#### Records shown ####

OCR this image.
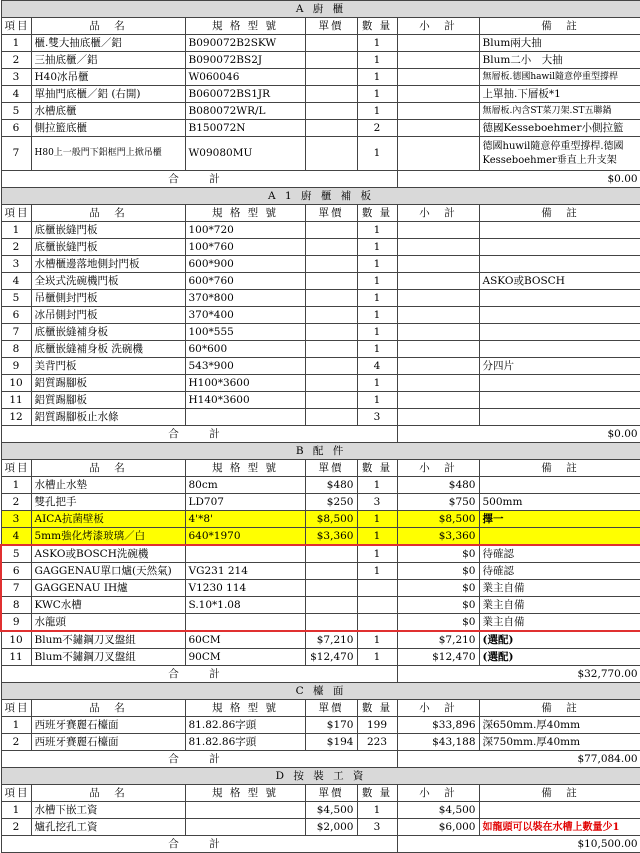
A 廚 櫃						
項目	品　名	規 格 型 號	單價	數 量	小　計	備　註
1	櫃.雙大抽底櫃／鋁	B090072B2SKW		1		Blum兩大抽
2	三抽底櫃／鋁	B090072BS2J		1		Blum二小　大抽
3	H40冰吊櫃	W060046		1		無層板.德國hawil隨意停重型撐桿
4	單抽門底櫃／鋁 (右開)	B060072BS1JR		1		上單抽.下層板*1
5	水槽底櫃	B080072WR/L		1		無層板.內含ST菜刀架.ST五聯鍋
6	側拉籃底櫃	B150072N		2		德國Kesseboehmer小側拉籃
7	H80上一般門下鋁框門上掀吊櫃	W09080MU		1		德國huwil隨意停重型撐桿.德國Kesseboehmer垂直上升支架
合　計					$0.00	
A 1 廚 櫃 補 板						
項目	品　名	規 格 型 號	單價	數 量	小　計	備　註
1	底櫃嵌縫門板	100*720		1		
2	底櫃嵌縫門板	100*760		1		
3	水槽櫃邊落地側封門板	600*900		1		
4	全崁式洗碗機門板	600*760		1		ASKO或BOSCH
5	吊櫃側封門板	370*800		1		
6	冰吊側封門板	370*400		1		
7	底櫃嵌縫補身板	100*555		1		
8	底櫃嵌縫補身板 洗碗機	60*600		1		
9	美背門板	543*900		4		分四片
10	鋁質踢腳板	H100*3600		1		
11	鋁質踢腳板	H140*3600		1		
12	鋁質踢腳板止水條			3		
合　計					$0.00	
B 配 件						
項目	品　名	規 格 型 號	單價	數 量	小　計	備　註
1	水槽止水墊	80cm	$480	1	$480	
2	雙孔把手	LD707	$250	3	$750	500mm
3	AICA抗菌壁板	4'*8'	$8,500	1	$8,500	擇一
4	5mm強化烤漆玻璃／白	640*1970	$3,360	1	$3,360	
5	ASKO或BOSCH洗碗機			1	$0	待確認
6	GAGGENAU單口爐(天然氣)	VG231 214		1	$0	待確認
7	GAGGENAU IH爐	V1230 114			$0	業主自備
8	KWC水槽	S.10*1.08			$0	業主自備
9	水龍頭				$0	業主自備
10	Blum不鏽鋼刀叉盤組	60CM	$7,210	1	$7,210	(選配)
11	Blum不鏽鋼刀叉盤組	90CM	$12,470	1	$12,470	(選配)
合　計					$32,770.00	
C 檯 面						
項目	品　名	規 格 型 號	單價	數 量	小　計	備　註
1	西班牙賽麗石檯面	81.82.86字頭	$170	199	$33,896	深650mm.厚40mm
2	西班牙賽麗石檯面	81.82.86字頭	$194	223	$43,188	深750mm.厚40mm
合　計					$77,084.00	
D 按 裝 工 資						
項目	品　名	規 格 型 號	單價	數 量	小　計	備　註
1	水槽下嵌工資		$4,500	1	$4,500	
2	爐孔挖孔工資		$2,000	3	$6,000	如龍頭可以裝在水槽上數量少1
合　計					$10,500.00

####

Take the listing and print it again exactly, but without any pictures.

**Full answer:**
OCR this image.
A 廚 櫃						
項目	品　名	規 格 型 號	單價	數 量	小　計	備　註
1	櫃.雙大抽底櫃／鋁	B090072B2SKW		1		Blum兩大抽
2	三抽底櫃／鋁	B090072BS2J		1		Blum二小　大抽
3	H40冰吊櫃	W060046		1		無層板.德國hawil隨意停重型撐桿
4	單抽門底櫃／鋁 (右開)	B060072BS1JR		1		上單抽.下層板*1
5	水槽底櫃	B080072WR/L		1		無層板.內含ST菜刀架.ST五聯鍋
6	側拉籃底櫃	B150072N		2		德國Kesseboehmer小側拉籃
7	H80上一般門下鋁框門上掀吊櫃	W09080MU		1		德國huwil隨意停重型撐桿.德國Kesseboehmer垂直上升支架
合　計					$0.00	
A 1 廚 櫃 補 板						
項目	品　名	規 格 型 號	單價	數 量	小　計	備　註
1	底櫃嵌縫門板	100*720		1		
2	底櫃嵌縫門板	100*760		1		
3	水槽櫃邊落地側封門板	600*900		1		
4	全崁式洗碗機門板	600*760		1		ASKO或BOSCH
5	吊櫃側封門板	370*800		1		
6	冰吊側封門板	370*400		1		
7	底櫃嵌縫補身板	100*555		1		
8	底櫃嵌縫補身板 洗碗機	60*600		1		
9	美背門板	543*900		4		分四片
10	鋁質踢腳板	H100*3600		1		
11	鋁質踢腳板	H140*3600		1		
12	鋁質踢腳板止水條			3		
合　計					$0.00	
B 配 件						
項目	品　名	規 格 型 號	單價	數 量	小　計	備　註
1	水槽止水墊	80cm	$480	1	$480	
2	雙孔把手	LD707	$250	3	$750	500mm
3	AICA抗菌壁板	4'*8'	$8,500	1	$8,500	擇一
4	5mm強化烤漆玻璃／白	640*1970	$3,360	1	$3,360	
5	ASKO或BOSCH洗碗機			1	$0	待確認
6	GAGGENAU單口爐(天然氣)	VG231 214		1	$0	待確認
7	GAGGENAU IH爐	V1230 114			$0	業主自備
8	KWC水槽	S.10*1.08			$0	業主自備
9	水龍頭				$0	業主自備
10	Blum不鏽鋼刀叉盤組	60CM	$7,210	1	$7,210	(選配)
11	Blum不鏽鋼刀叉盤組	90CM	$12,470	1	$12,470	(選配)
合　計					$32,770.00	
C 檯 面						
項目	品　名	規 格 型 號	單價	數 量	小　計	備　註
1	西班牙賽麗石檯面	81.82.86字頭	$170	199	$33,896	深650mm.厚40mm
2	西班牙賽麗石檯面	81.82.86字頭	$194	223	$43,188	深750mm.厚40mm
合　計					$77,084.00	
D 按 裝 工 資						
項目	品　名	規 格 型 號	單價	數 量	小　計	備　註
1	水槽下嵌工資		$4,500	1	$4,500	
2	爐孔挖孔工資		$2,000	3	$6,000	如龍頭可以裝在水槽上數量少1
合　計					$10,500.00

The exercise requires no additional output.